> Records about charts and figures

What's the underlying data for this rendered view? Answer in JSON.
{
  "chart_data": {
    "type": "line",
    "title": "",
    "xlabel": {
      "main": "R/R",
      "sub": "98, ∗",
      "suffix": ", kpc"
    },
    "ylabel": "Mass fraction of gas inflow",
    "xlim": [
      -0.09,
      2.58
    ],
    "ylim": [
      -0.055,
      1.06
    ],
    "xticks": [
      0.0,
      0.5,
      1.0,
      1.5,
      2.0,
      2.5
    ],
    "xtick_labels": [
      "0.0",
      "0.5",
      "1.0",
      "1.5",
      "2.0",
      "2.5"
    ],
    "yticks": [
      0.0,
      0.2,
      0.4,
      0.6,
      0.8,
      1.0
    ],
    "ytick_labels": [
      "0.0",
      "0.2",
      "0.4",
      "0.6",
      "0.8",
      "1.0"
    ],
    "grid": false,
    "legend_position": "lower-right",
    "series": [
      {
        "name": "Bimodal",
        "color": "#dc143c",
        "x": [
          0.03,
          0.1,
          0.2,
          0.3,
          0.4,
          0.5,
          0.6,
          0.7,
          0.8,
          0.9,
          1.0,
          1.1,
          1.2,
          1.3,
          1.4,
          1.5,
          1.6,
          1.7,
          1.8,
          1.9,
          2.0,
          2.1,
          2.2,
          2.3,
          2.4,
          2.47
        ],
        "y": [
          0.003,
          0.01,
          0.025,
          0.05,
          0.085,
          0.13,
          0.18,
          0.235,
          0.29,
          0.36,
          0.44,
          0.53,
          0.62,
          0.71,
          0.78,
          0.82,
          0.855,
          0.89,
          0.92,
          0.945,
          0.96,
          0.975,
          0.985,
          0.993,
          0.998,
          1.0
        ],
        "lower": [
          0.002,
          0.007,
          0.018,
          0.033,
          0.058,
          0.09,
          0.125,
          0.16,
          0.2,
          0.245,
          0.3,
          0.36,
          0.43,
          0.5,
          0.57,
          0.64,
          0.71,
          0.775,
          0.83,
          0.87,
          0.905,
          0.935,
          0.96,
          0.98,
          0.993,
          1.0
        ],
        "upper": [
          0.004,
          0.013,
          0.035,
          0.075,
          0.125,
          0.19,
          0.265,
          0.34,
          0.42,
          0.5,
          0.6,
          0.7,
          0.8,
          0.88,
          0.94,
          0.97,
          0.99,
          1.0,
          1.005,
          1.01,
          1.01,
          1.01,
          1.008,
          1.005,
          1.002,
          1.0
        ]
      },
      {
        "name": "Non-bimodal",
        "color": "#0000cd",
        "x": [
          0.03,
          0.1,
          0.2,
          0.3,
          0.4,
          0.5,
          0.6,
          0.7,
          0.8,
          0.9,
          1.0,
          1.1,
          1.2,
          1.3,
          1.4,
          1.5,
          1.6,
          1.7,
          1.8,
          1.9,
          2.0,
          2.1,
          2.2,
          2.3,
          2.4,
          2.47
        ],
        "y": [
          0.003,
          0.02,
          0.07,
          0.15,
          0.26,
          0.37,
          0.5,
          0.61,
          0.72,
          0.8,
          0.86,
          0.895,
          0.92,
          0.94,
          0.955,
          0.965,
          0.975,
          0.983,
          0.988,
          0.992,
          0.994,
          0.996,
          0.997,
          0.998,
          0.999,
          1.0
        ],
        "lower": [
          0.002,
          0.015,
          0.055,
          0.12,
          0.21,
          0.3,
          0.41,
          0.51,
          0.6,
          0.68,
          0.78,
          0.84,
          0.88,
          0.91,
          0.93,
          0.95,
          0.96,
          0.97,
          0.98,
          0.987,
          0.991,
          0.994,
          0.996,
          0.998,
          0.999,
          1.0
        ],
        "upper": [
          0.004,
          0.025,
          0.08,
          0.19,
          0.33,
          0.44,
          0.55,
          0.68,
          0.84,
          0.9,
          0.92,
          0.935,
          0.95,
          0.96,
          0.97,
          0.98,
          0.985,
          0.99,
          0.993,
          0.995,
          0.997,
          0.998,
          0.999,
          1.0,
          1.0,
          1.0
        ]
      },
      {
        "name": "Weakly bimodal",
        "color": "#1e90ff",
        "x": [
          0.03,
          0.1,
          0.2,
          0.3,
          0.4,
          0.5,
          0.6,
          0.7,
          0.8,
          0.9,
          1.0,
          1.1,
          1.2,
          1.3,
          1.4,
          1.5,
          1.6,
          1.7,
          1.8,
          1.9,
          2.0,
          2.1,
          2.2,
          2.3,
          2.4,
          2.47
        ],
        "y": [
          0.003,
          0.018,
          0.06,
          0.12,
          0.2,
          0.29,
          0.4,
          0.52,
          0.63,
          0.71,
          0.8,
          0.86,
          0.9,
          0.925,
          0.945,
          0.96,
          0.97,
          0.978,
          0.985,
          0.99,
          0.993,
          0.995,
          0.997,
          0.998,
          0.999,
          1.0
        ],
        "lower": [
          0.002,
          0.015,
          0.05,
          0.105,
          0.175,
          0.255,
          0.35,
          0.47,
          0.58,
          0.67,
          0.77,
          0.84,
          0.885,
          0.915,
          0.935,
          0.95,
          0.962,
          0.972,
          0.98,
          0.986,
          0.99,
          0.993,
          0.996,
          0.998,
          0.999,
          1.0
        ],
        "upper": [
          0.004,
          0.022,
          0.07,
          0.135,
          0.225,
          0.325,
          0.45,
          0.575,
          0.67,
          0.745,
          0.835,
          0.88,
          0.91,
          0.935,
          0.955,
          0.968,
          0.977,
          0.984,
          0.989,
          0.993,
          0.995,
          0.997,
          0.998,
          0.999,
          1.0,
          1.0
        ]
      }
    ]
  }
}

> TASK REQUIREMENTS
Write out all the data again, exactly as it appears.

> OUTPUT FOR THIS TASK
What's the underlying data for this rendered view? Answer in JSON.
{
  "chart_data": {
    "type": "line",
    "title": "",
    "xlabel": {
      "main": "R/R",
      "sub": "98, ∗",
      "suffix": ", kpc"
    },
    "ylabel": "Mass fraction of gas inflow",
    "xlim": [
      -0.09,
      2.58
    ],
    "ylim": [
      -0.055,
      1.06
    ],
    "xticks": [
      0.0,
      0.5,
      1.0,
      1.5,
      2.0,
      2.5
    ],
    "xtick_labels": [
      "0.0",
      "0.5",
      "1.0",
      "1.5",
      "2.0",
      "2.5"
    ],
    "yticks": [
      0.0,
      0.2,
      0.4,
      0.6,
      0.8,
      1.0
    ],
    "ytick_labels": [
      "0.0",
      "0.2",
      "0.4",
      "0.6",
      "0.8",
      "1.0"
    ],
    "grid": false,
    "legend_position": "lower-right",
    "series": [
      {
        "name": "Bimodal",
        "color": "#dc143c",
        "x": [
          0.03,
          0.1,
          0.2,
          0.3,
          0.4,
          0.5,
          0.6,
          0.7,
          0.8,
          0.9,
          1.0,
          1.1,
          1.2,
          1.3,
          1.4,
          1.5,
          1.6,
          1.7,
          1.8,
          1.9,
          2.0,
          2.1,
          2.2,
          2.3,
          2.4,
          2.47
        ],
        "y": [
          0.003,
          0.01,
          0.025,
          0.05,
          0.085,
          0.13,
          0.18,
          0.235,
          0.29,
          0.36,
          0.44,
          0.53,
          0.62,
          0.71,
          0.78,
          0.82,
          0.855,
          0.89,
          0.92,
          0.945,
          0.96,
          0.975,
          0.985,
          0.993,
          0.998,
          1.0
        ],
        "lower": [
          0.002,
          0.007,
          0.018,
          0.033,
          0.058,
          0.09,
          0.125,
          0.16,
          0.2,
          0.245,
          0.3,
          0.36,
          0.43,
          0.5,
          0.57,
          0.64,
          0.71,
          0.775,
          0.83,
          0.87,
          0.905,
          0.935,
          0.96,
          0.98,
          0.993,
          1.0
        ],
        "upper": [
          0.004,
          0.013,
          0.035,
          0.075,
          0.125,
          0.19,
          0.265,
          0.34,
          0.42,
          0.5,
          0.6,
          0.7,
          0.8,
          0.88,
          0.94,
          0.97,
          0.99,
          1.0,
          1.005,
          1.01,
          1.01,
          1.01,
          1.008,
          1.005,
          1.002,
          1.0
        ]
      },
      {
        "name": "Non-bimodal",
        "color": "#0000cd",
        "x": [
          0.03,
          0.1,
          0.2,
          0.3,
          0.4,
          0.5,
          0.6,
          0.7,
          0.8,
          0.9,
          1.0,
          1.1,
          1.2,
          1.3,
          1.4,
          1.5,
          1.6,
          1.7,
          1.8,
          1.9,
          2.0,
          2.1,
          2.2,
          2.3,
          2.4,
          2.47
        ],
        "y": [
          0.003,
          0.02,
          0.07,
          0.15,
          0.26,
          0.37,
          0.5,
          0.61,
          0.72,
          0.8,
          0.86,
          0.895,
          0.92,
          0.94,
          0.955,
          0.965,
          0.975,
          0.983,
          0.988,
          0.992,
          0.994,
          0.996,
          0.997,
          0.998,
          0.999,
          1.0
        ],
        "lower": [
          0.002,
          0.015,
          0.055,
          0.12,
          0.21,
          0.3,
          0.41,
          0.51,
          0.6,
          0.68,
          0.78,
          0.84,
          0.88,
          0.91,
          0.93,
          0.95,
          0.96,
          0.97,
          0.98,
          0.987,
          0.991,
          0.994,
          0.996,
          0.998,
          0.999,
          1.0
        ],
        "upper": [
          0.004,
          0.025,
          0.08,
          0.19,
          0.33,
          0.44,
          0.55,
          0.68,
          0.84,
          0.9,
          0.92,
          0.935,
          0.95,
          0.96,
          0.97,
          0.98,
          0.985,
          0.99,
          0.993,
          0.995,
          0.997,
          0.998,
          0.999,
          1.0,
          1.0,
          1.0
        ]
      },
      {
        "name": "Weakly bimodal",
        "color": "#1e90ff",
        "x": [
          0.03,
          0.1,
          0.2,
          0.3,
          0.4,
          0.5,
          0.6,
          0.7,
          0.8,
          0.9,
          1.0,
          1.1,
          1.2,
          1.3,
          1.4,
          1.5,
          1.6,
          1.7,
          1.8,
          1.9,
          2.0,
          2.1,
          2.2,
          2.3,
          2.4,
          2.47
        ],
        "y": [
          0.003,
          0.018,
          0.06,
          0.12,
          0.2,
          0.29,
          0.4,
          0.52,
          0.63,
          0.71,
          0.8,
          0.86,
          0.9,
          0.925,
          0.945,
          0.96,
          0.97,
          0.978,
          0.985,
          0.99,
          0.993,
          0.995,
          0.997,
          0.998,
          0.999,
          1.0
        ],
        "lower": [
          0.002,
          0.015,
          0.05,
          0.105,
          0.175,
          0.255,
          0.35,
          0.47,
          0.58,
          0.67,
          0.77,
          0.84,
          0.885,
          0.915,
          0.935,
          0.95,
          0.962,
          0.972,
          0.98,
          0.986,
          0.99,
          0.993,
          0.996,
          0.998,
          0.999,
          1.0
        ],
        "upper": [
          0.004,
          0.022,
          0.07,
          0.135,
          0.225,
          0.325,
          0.45,
          0.575,
          0.67,
          0.745,
          0.835,
          0.88,
          0.91,
          0.935,
          0.955,
          0.968,
          0.977,
          0.984,
          0.989,
          0.993,
          0.995,
          0.997,
          0.998,
          0.999,
          1.0,
          1.0
        ]
      }
    ]
  }
}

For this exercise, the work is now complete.